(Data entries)
[start]

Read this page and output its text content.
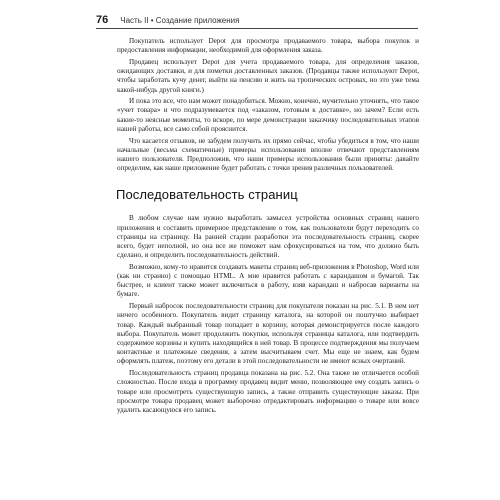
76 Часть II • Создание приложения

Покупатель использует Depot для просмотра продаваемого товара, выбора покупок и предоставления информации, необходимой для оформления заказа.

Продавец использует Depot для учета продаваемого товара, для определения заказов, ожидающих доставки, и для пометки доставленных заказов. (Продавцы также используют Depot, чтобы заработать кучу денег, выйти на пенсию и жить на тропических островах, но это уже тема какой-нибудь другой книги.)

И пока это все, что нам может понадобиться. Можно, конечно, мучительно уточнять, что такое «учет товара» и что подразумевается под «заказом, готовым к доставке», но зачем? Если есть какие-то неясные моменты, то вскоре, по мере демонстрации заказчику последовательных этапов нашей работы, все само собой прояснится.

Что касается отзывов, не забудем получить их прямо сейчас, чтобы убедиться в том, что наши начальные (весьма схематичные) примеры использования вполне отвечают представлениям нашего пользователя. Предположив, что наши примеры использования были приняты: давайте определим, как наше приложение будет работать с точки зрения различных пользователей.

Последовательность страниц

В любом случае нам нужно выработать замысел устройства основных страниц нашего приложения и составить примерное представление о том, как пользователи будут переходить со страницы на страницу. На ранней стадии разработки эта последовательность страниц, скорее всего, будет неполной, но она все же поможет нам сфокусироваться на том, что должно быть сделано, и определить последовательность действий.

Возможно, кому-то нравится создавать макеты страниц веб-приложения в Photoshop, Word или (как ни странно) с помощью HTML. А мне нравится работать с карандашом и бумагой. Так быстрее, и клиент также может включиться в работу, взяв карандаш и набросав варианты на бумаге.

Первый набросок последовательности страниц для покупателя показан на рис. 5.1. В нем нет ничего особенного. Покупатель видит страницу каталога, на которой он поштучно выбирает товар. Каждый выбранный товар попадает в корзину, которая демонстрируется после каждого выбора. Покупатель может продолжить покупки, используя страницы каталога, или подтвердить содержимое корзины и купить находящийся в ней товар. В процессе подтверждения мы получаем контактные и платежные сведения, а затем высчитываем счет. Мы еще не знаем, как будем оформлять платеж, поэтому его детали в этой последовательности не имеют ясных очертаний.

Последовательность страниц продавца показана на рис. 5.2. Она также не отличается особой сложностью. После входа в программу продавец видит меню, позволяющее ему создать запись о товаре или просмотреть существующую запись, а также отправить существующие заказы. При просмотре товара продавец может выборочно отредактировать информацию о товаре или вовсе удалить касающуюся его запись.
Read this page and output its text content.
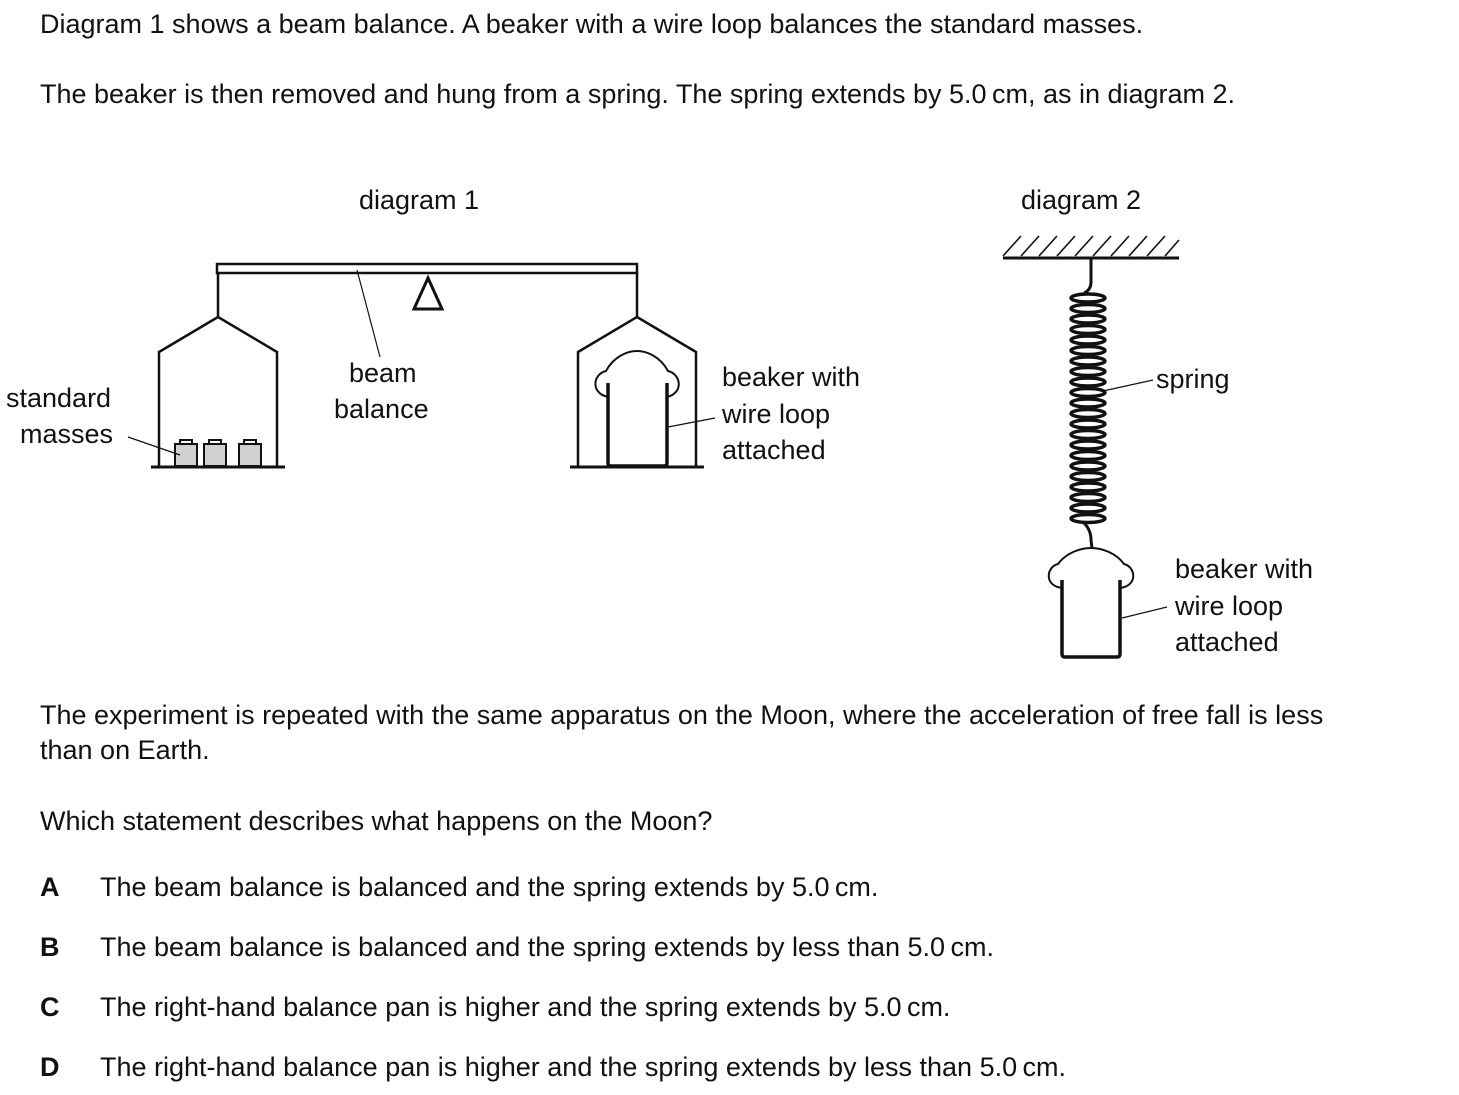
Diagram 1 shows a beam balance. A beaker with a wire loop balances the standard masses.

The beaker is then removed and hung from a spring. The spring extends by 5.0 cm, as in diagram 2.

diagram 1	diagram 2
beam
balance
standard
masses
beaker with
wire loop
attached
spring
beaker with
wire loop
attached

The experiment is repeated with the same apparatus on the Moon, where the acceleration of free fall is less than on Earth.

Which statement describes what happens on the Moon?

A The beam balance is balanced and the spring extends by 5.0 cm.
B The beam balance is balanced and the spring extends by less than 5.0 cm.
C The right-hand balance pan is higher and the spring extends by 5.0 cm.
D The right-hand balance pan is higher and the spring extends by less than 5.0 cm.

[end]

Problem statement - Identify the lines of the data that contain the word "чтобы". Copy each of them.

Answer in full -
Продавец использует Depot для учета продаваемого товара, для определения заказов, ожидающих доставки, и для пометки доставленных заказов. (Продавцы также используют Depot, чтобы заработать кучу денег, выйти на пенсию и жить на тропических островах, но это уже тема какой-нибудь другой книги.)
Что касается отзывов, не забудем получить их прямо сейчас, чтобы убедиться в том, что наши начальные (весьма схематичные) примеры использования вполне отвечают представлениям нашего пользователя. Предположив, что наши примеры использования были приняты: давайте определим, как наше приложение будет работать с точки зрения различных пользователей.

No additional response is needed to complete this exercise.